• Instructions to follow
Extract each line of the records below that contains the word "realidad".

** Start Excerpted records **

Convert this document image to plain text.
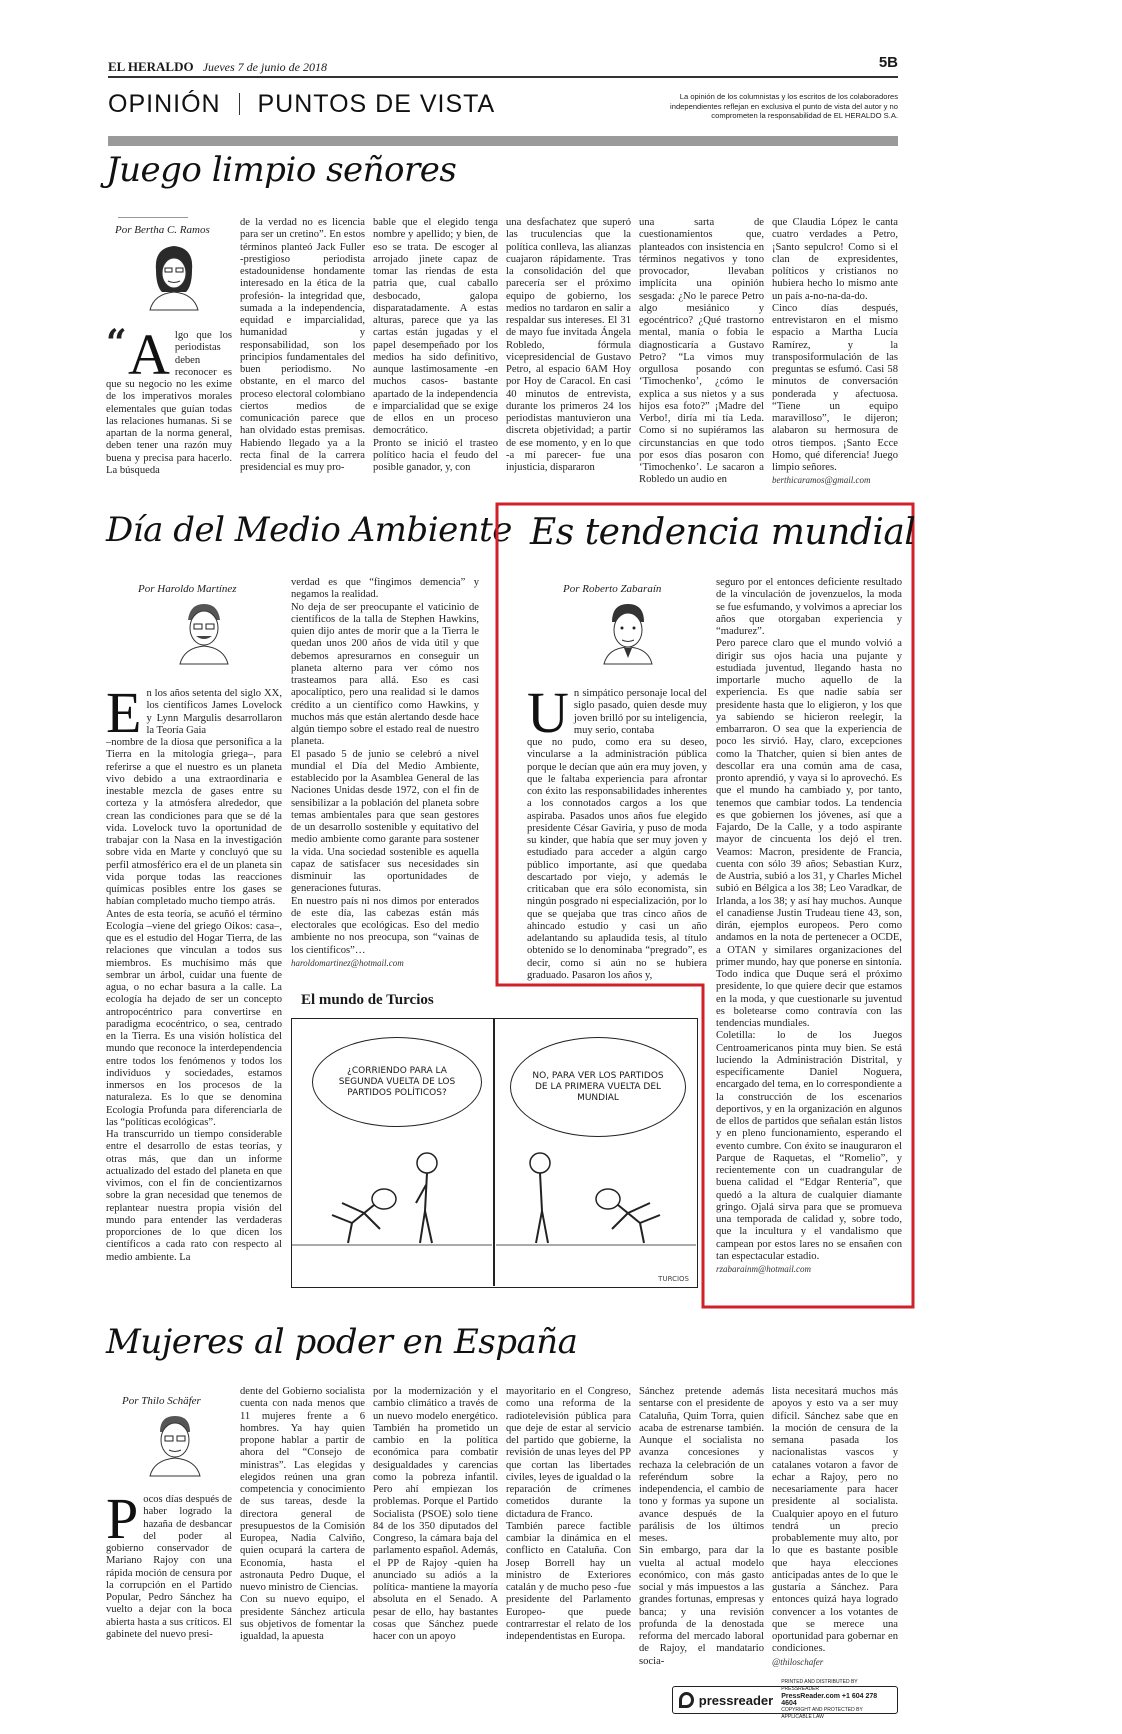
EL HERALDO Jueves 7 de junio de 2018	5B
OPINIÓN PUNTOS DE VISTA	La opinión de los columnistas y los escritos de los colaboradores independientes reflejan en exclusiva el punto de vista del autor y no comprometen la responsabilidad de EL HERALDO S.A.
Juego limpio señores
Por Bertha C. Ramos
“ A lgo que los periodistas deben reconocer es que su negocio no les exime de los imperativos morales elementales que guían todas las relaciones humanas. Si se apartan de la norma general, deben tener una razón muy buena y precisa para hacerlo. La búsqueda
de la verdad no es licencia para ser un cretino”. En estos términos planteó Jack Fuller -prestigioso periodista estadounidense hondamente interesado en la ética de la profesión- la integridad que, sumada a la independencia, equidad e imparcialidad, humanidad y responsabilidad, son los principios fundamentales del buen periodismo. No obstante, en el marco del proceso electoral colombiano ciertos medios de comunicación parece que han olvidado estas premisas. Habiendo llegado ya a la recta final de la carrera presidencial es muy pro-
bable que el elegido tenga nombre y apellido; y bien, de eso se trata. De escoger al arrojado jinete capaz de tomar las riendas de esta patria que, cual caballo desbocado, galopa disparatadamente. A estas alturas, parece que ya las cartas están jugadas y el papel desempeñado por los medios ha sido definitivo, aunque lastimosamente -en muchos casos- bastante apartado de la independencia e imparcialidad que se exige de ellos en un proceso democrático.
Pronto se inició el trasteo político hacia el feudo del posible ganador, y, con
una desfachatez que superó las truculencias que la política conlleva, las alianzas cuajaron rápidamente. Tras la consolidación del que parecería ser el próximo equipo de gobierno, los medios no tardaron en salir a respaldar sus intereses. El 31 de mayo fue invitada Ángela Robledo, fórmula vicepresidencial de Gustavo Petro, al espacio 6AM Hoy por Hoy de Caracol. En casi 40 minutos de entrevista, durante los primeros 24 los periodistas mantuvieron una discreta objetividad; a partir de ese momento, y en lo que -a mí parecer- fue una injusticia, dispararon
una sarta de cuestionamientos que, planteados con insistencia en términos negativos y tono provocador, llevaban implícita una opinión sesgada: ¿No le parece Petro algo mesiánico y egocéntrico? ¿Qué trastorno mental, manía o fobia le diagnosticaría a Gustavo Petro? “La vimos muy orgullosa posando con ‘Timochenko’, ¿cómo le explica a sus nietos y a sus hijos esa foto?” ¡Madre del Verbo!, diría mi tía Leda. Como si no supiéramos las circunstancias en que todo por esos días posaron con ‘Timochenko’. Le sacaron a Robledo un audio en
que Claudia López le canta cuatro verdades a Petro, ¡Santo sepulcro! Como si el clan de expresidentes, políticos y cristianos no hubiera hecho lo mismo ante un país a-no-na-da-do.
Cinco días después, entrevistaron en el mismo espacio a Martha Lucía Ramírez, y la transposiformulación de las preguntas se esfumó. Casi 58 minutos de conversación ponderada y afectuosa. “Tiene un equipo maravilloso”, le dijeron; alabaron su hermosura de otros tiempos. ¡Santo Ecce Homo, qué diferencia! Juego limpio señores.
berthicaramos@gmail.com
Día del Medio Ambiente
Por Haroldo Martínez
E n los años setenta del siglo XX, los científicos James Lovelock y Lynn Margulis desarrollaron la Teoría Gaia
–nombre de la diosa que personifica a la Tierra en la mitología griega–, para referirse a que el nuestro es un planeta vivo debido a una extraordinaria e inestable mezcla de gases entre su corteza y la atmósfera alrededor, que crean las condiciones para que se dé la vida. Lovelock tuvo la oportunidad de trabajar con la Nasa en la investigación sobre vida en Marte y concluyó que su perfil atmosférico era el de un planeta sin vida porque todas las reacciones químicas posibles entre los gases se habían completado mucho tiempo atrás.
Antes de esta teoría, se acuñó el término Ecología –viene del griego Oikos: casa–, que es el estudio del Hogar Tierra, de las relaciones que vinculan a todos sus miembros. Es muchísimo más que sembrar un árbol, cuidar una fuente de agua, o no echar basura a la calle. La ecología ha dejado de ser un concepto antropocéntrico para convertirse en paradigma ecocéntrico, o sea, centrado en la Tierra. Es una visión holística del mundo que reconoce la interdependencia entre todos los fenómenos y todos los individuos y sociedades, estamos inmersos en los procesos de la naturaleza. Es lo que se denomina Ecología Profunda para diferenciarla de las “políticas ecológicas”.
Ha transcurrido un tiempo considerable entre el desarrollo de estas teorías, y otras más, que dan un informe actualizado del estado del planeta en que vivimos, con el fin de concientizarnos sobre la gran necesidad que tenemos de replantear nuestra propia visión del mundo para entender las verdaderas proporciones de lo que dicen los científicos a cada rato con respecto al medio ambiente. La
verdad es que “fingimos demencia” y negamos la realidad.
No deja de ser preocupante el vaticinio de científicos de la talla de Stephen Hawkins, quien dijo antes de morir que a la Tierra le quedan unos 200 años de vida útil y que debemos apresurarnos en conseguir un planeta alterno para ver cómo nos trasteamos para allá. Eso es casi apocalíptico, pero una realidad si le damos crédito a un científico como Hawkins, y muchos más que están alertando desde hace algún tiempo sobre el estado real de nuestro planeta.
El pasado 5 de junio se celebró a nivel mundial el Día del Medio Ambiente, establecido por la Asamblea General de las Naciones Unidas desde 1972, con el fin de sensibilizar a la población del planeta sobre temas ambientales para que sean gestores de un desarrollo sostenible y equitativo del medio ambiente como garante para sostener la vida. Una sociedad sostenible es aquella capaz de satisfacer sus necesidades sin disminuir las oportunidades de generaciones futuras.
En nuestro país ni nos dimos por enterados de este día, las cabezas están más electorales que ecológicas. Eso del medio ambiente no nos preocupa, son “vainas de los científicos”…
haroldomartinez@hotmail.com
El mundo de Turcios
¿CORRIENDO PARA LA SEGUNDA VUELTA DE LOS PARTIDOS POLÍTICOS?
NO, PARA VER LOS PARTIDOS DE LA PRIMERA VUELTA DEL MUNDIAL
TURCIOS
Es tendencia mundial
Por Roberto Zabaraín
U n simpático personaje local del siglo pasado, quien desde muy joven brilló por su inteligencia, muy serio, contaba
que no pudo, como era su deseo, vincularse a la administración pública porque le decían que aún era muy joven, y que le faltaba experiencia para afrontar con éxito las responsabilidades inherentes a los connotados cargos a los que aspiraba. Pasados unos años fue elegido presidente César Gaviria, y puso de moda su kinder, que había que ser muy joven y estudiado para acceder a algún cargo público importante, así que quedaba descartado por viejo, y además le criticaban que era sólo economista, sin ningún posgrado ni especialización, por lo que se quejaba que tras cinco años de ahincado estudio y casi un año adelantando su aplaudida tesis, al título obtenido se lo denominaba “pregrado”, es decir, como si aún no se hubiera graduado. Pasaron los años y,
seguro por el entonces deficiente resultado de la vinculación de jovenzuelos, la moda se fue esfumando, y volvimos a apreciar los años que otorgaban experiencia y “madurez”.
Pero parece claro que el mundo volvió a dirigir sus ojos hacia una pujante y estudiada juventud, llegando hasta no importarle mucho aquello de la experiencia. Es que nadie sabía ser presidente hasta que lo eligieron, y los que ya sabiendo se hicieron reelegir, la embarraron. O sea que la experiencia de poco les sirvió. Hay, claro, excepciones como la Thatcher, quien si bien antes de descollar era una común ama de casa, pronto aprendió, y vaya si lo aprovechó. Es que el mundo ha cambiado y, por tanto, tenemos que cambiar todos. La tendencia es que gobiernen los jóvenes, así que a Fajardo, De la Calle, y a todo aspirante mayor de cincuenta los dejó el tren. Veamos: Macron, presidente de Francia, cuenta con sólo 39 años; Sebastian Kurz, de Austria, subió a los 31, y Charles Michel subió en Bélgica a los 38; Leo Varadkar, de Irlanda, a los 38; y así hay muchos. Aunque el canadiense Justin Trudeau tiene 43, son, dirán, ejemplos europeos. Pero como andamos en la nota de pertenecer a OCDE, a OTAN y similares organizaciones del primer mundo, hay que ponerse en sintonía.
Todo indica que Duque será el próximo presidente, lo que quiere decir que estamos en la moda, y que cuestionarle su juventud es boletearse como contravía con las tendencias mundiales.
Coletilla: lo de los Juegos Centroamericanos pinta muy bien. Se está luciendo la Administración Distrital, y específicamente Daniel Noguera, encargado del tema, en lo correspondiente a la construcción de los escenarios deportivos, y en la organización en algunos de ellos de partidos que señalan están listos y en pleno funcionamiento, esperando el evento cumbre. Con éxito se inauguraron el Parque de Raquetas, el “Romelio”, y recientemente con un cuadrangular de buena calidad el “Edgar Rentería”, que quedó a la altura de cualquier diamante gringo. Ojalá sirva para que se promueva una temporada de calidad y, sobre todo, que la incultura y el vandalismo que campean por estos lares no se ensañen con tan espectacular estadio.
rzabarainm@hotmail.com
Mujeres al poder en España
Por Thilo Schäfer
P ocos días después de haber logrado la hazaña de desbancar del poder al gobierno conservador de Mariano Rajoy con una rápida moción de censura por la corrupción en el Partido Popular, Pedro Sánchez ha vuelto a dejar con la boca abierta hasta a sus críticos. El gabinete del nuevo presi-
dente del Gobierno socialista cuenta con nada menos que 11 mujeres frente a 6 hombres. Ya hay quien propone hablar a partir de ahora del “Consejo de ministras”. Las elegidas y elegidos reúnen una gran competencia y conocimiento de sus tareas, desde la directora general de presupuestos de la Comisión Europea, Nadia Calviño, quien ocupará la cartera de Economía, hasta el astronauta Pedro Duque, el nuevo ministro de Ciencias.
Con su nuevo equipo, el presidente Sánchez articula sus objetivos de fomentar la igualdad, la apuesta
por la modernización y el cambio climático a través de un nuevo modelo energético. También ha prometido un cambio en la política económica para combatir desigualdades y carencias como la pobreza infantil. Pero ahí empiezan los problemas. Porque el Partido Socialista (PSOE) solo tiene 84 de los 350 diputados del Congreso, la cámara baja del parlamento español. Además, el PP de Rajoy -quien ha anunciado su adiós a la política- mantiene la mayoría absoluta en el Senado. A pesar de ello, hay bastantes cosas que Sánchez puede hacer con un apoyo
mayoritario en el Congreso, como una reforma de la radiotelevisión pública para que deje de estar al servicio del partido que gobierne, la revisión de unas leyes del PP que cortan las libertades civiles, leyes de igualdad o la reparación de crímenes cometidos durante la dictadura de Franco.
También parece factible cambiar la dinámica en el conflicto en Cataluña. Con Josep Borrell hay un ministro de Exteriores catalán y de mucho peso -fue presidente del Parlamento Europeo- que puede contrarrestar el relato de los independentistas en Europa.
Sánchez pretende además sentarse con el presidente de Cataluña, Quim Torra, quien acaba de estrenarse también. Aunque el socialista no avanza concesiones y rechaza la celebración de un referéndum sobre la independencia, el cambio de tono y formas ya supone un avance después de la parálisis de los últimos meses.
Sin embargo, para dar la vuelta al actual modelo económico, con más gasto social y más impuestos a las grandes fortunas, empresas y banca; y una revisión profunda de la denostada reforma del mercado laboral de Rajoy, el mandatario socia-
lista necesitará muchos más apoyos y esto va a ser muy difícil. Sánchez sabe que en la moción de censura de la semana pasada los nacionalistas vascos y catalanes votaron a favor de echar a Rajoy, pero no necesariamente para hacer presidente al socialista. Cualquier apoyo en el futuro tendrá un precio probablemente muy alto, por lo que es bastante posible que haya elecciones anticipadas antes de lo que le gustaría a Sánchez. Para entonces quizá haya logrado convencer a los votantes de que se merece una oportunidad para gobernar en condiciones.
@thiloschafer
pressreader
PRINTED AND DISTRIBUTED BY PRESSREADER
PressReader.com +1 604 278 4604
COPYRIGHT AND PROTECTED BY APPLICABLE LAW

** End Excerpted records **

• Full output
verdad es que “fingimos demencia” y negamos la realidad.
No deja de ser preocupante el vaticinio de científicos de la talla de Stephen Hawkins, quien dijo antes de morir que a la Tierra le quedan unos 200 años de vida útil y que debemos apresurarnos en conseguir un planeta alterno para ver cómo nos trasteamos para allá. Eso es casi apocalíptico, pero una realidad si le damos crédito a un científico como Hawkins, y muchos más que están alertando desde hace algún tiempo sobre el estado real de nuestro planeta.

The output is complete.